• WHAT TO WORK ON:
Find each line with "color" and copy it.

• RECORDS SUPPLIED:
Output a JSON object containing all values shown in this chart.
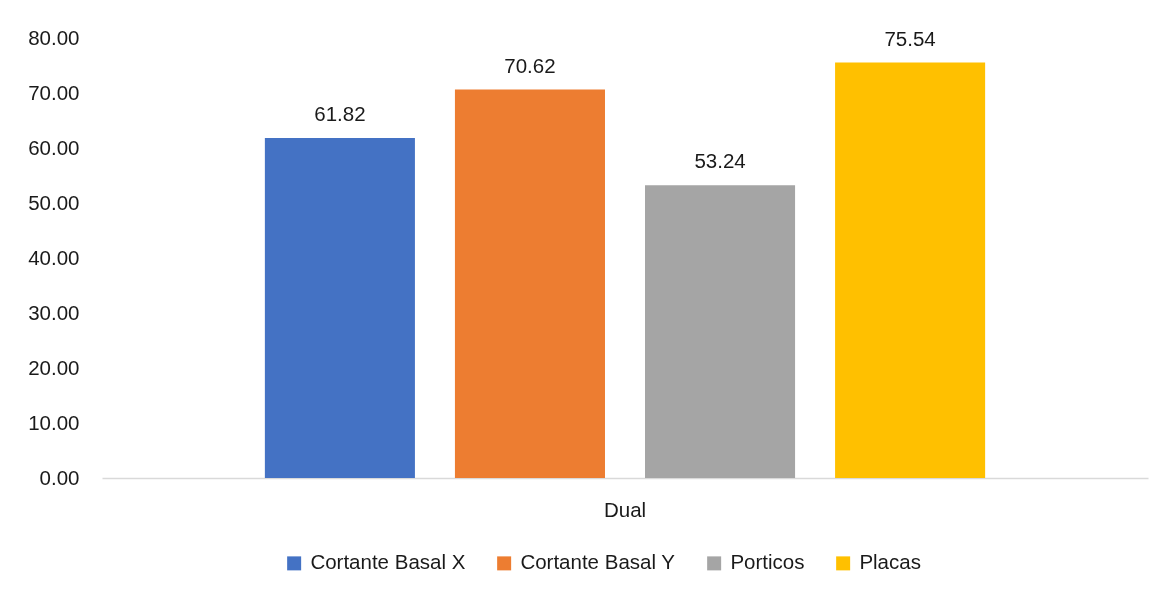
{
  "chart_data": {
    "type": "bar",
    "categories": [
      "Dual"
    ],
    "series": [
      {
        "name": "Cortante Basal X",
        "color": "#4472c4",
        "values": [
          61.82
        ]
      },
      {
        "name": "Cortante Basal Y",
        "color": "#ed7d31",
        "values": [
          70.62
        ]
      },
      {
        "name": "Porticos",
        "color": "#a5a5a5",
        "values": [
          53.24
        ]
      },
      {
        "name": "Placas",
        "color": "#ffc000",
        "values": [
          75.54
        ]
      }
    ],
    "ylim": [
      0,
      80
    ],
    "yticks": [
      {
        "value": 0,
        "label": "0.00"
      },
      {
        "value": 10,
        "label": "10.00"
      },
      {
        "value": 20,
        "label": "20.00"
      },
      {
        "value": 30,
        "label": "30.00"
      },
      {
        "value": 40,
        "label": "40.00"
      },
      {
        "value": 50,
        "label": "50.00"
      },
      {
        "value": 60,
        "label": "60.00"
      },
      {
        "value": 70,
        "label": "70.00"
      },
      {
        "value": 80,
        "label": "80.00"
      }
    ],
    "legend": "bottom",
    "data_labels": true
  }
}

• ANSWER:
        "color": "#4472c4",
        "color": "#ed7d31",
        "color": "#a5a5a5",
        "color": "#ffc000",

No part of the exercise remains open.